Na prática, é um chatbot que complementa o trabalho de psicólogos e psiquiatras. Substitui humanos? A resposta é: Não.

“O humano continua a ser humano. O Roomie foi projetado para ser empático e eficiente, mas nunca para substituir o processo terapêutico entre duas pessoas”, garante Francisco.

Como funciona?

O Roomie quer ser um apoio nas consultas. Quer ajudar a gerar novas hipóteses de reflexão e oferece informação complementar sobre especificidades do paciente.

No futuro e numa fase em que o paciente já não esteja a ser acompanhado por um técnico, pretende-se que possa fazer perguntas ao Roomie em momentos de bloqueio. O objetivo dos fundadores continua a ser a missão de qualquer psicólogo:  preparar as pessoas para enfrentarem a vida de uma forma independente sem ficarem cativos de um especialista.

**Material de origem**
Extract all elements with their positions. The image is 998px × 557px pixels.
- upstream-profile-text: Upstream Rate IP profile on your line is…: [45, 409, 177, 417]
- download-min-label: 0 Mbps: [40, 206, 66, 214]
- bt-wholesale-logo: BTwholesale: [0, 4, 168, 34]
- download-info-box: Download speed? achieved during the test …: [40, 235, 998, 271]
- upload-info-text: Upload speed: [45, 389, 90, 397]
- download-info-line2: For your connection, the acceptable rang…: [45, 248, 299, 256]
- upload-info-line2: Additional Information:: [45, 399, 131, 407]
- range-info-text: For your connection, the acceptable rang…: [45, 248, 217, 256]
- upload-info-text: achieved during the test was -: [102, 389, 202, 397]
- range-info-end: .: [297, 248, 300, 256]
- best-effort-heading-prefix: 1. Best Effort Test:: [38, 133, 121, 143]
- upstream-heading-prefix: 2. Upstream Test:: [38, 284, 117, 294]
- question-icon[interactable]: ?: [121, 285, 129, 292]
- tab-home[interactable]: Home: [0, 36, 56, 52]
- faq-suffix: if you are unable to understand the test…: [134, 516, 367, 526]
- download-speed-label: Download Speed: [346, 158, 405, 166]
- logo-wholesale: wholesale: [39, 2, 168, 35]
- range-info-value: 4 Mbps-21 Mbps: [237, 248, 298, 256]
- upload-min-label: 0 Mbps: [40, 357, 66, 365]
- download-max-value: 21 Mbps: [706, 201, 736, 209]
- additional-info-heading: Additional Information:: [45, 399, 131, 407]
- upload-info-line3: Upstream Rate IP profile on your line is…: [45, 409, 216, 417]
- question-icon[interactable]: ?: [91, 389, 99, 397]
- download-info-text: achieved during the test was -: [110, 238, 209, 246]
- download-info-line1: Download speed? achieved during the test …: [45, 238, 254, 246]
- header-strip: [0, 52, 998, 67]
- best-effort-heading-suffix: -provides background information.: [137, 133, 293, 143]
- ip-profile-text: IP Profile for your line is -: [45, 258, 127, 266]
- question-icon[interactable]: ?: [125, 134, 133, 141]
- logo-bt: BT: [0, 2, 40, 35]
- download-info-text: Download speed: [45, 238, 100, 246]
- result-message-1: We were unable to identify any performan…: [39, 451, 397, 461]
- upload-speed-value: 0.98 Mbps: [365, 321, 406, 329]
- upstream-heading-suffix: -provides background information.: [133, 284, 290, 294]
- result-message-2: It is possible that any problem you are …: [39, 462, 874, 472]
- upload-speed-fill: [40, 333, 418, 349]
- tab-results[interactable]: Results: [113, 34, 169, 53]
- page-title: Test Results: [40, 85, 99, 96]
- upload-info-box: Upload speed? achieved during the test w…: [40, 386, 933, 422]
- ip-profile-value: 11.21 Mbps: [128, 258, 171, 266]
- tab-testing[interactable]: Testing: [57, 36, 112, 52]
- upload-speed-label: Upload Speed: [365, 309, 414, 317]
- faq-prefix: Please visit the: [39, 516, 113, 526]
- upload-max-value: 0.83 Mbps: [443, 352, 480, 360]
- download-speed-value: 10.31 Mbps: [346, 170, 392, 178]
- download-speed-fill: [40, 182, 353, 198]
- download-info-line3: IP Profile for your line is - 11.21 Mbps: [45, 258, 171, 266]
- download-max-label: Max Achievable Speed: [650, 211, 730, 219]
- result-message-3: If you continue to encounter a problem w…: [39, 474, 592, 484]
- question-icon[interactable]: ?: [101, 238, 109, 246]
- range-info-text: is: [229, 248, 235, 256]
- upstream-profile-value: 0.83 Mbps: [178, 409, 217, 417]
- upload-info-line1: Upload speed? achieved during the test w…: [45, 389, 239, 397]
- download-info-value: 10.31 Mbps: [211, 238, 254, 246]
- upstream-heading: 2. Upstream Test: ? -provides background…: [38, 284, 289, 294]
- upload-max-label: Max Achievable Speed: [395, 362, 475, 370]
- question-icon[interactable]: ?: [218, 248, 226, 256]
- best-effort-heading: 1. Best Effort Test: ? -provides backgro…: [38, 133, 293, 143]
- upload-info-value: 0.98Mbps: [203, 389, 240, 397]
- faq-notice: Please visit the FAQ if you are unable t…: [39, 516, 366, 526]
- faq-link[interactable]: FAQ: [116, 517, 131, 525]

**Tarefas e exercícios**
**A)** Reescreva de forma mais breve o parágrafo do texto sobre o Roomie que começa por "No futuro e numa fase", mantendo os factos principais.
**B)** No texto sobre o Roomie, quem garante que "O humano continua a ser humano"?
**C)** Retome o texto sobre o Roomie a partir do ponto em que termina.

**Respostas por tarefa**
**A)** No futuro, quando o paciente já não tiver o acompanhamento de um técnico, poderá fazer perguntas ao Roomie em momentos de bloqueio. Os fundadores mantêm a missão de qualquer psicólogo: preparar as pessoas para enfrentarem a vida com independência, sem ficarem cativas de um especialista.

**B)** Francisco.

**C)**
É possível usar apenas o chatbot sem ir a uma consulta?

Aqui entra a ideia da “corresponsabilidade”: o psicólogo e o paciente têm de trabalhar juntos para o tratamento resultar e por isso, o chatbot não é suficiente.

“Se um paciente decidir usar apenas uma ferramenta artificial, há limitações claras,” sublinha Francisco.

Qual é a diferença entre o Roomie e outros chatbots?

Ao contrário de outros chatbots, o Roomie foi criado exclusivamente para ser utilizado para a saúde mental. E para isso, baseia-se em dois tipos de informação:

  • Objetiva: manuais de psicologia, papers científicos e diretrizes de entidades como a American Psychological Association.
  • Subjetiva: interações entre profissionais, supervisão de casos e dados filtrados de consultas reais.

O Rommie é imparcial nas decisões?

“Sim, é adaptável”, garante o criador do Roomie.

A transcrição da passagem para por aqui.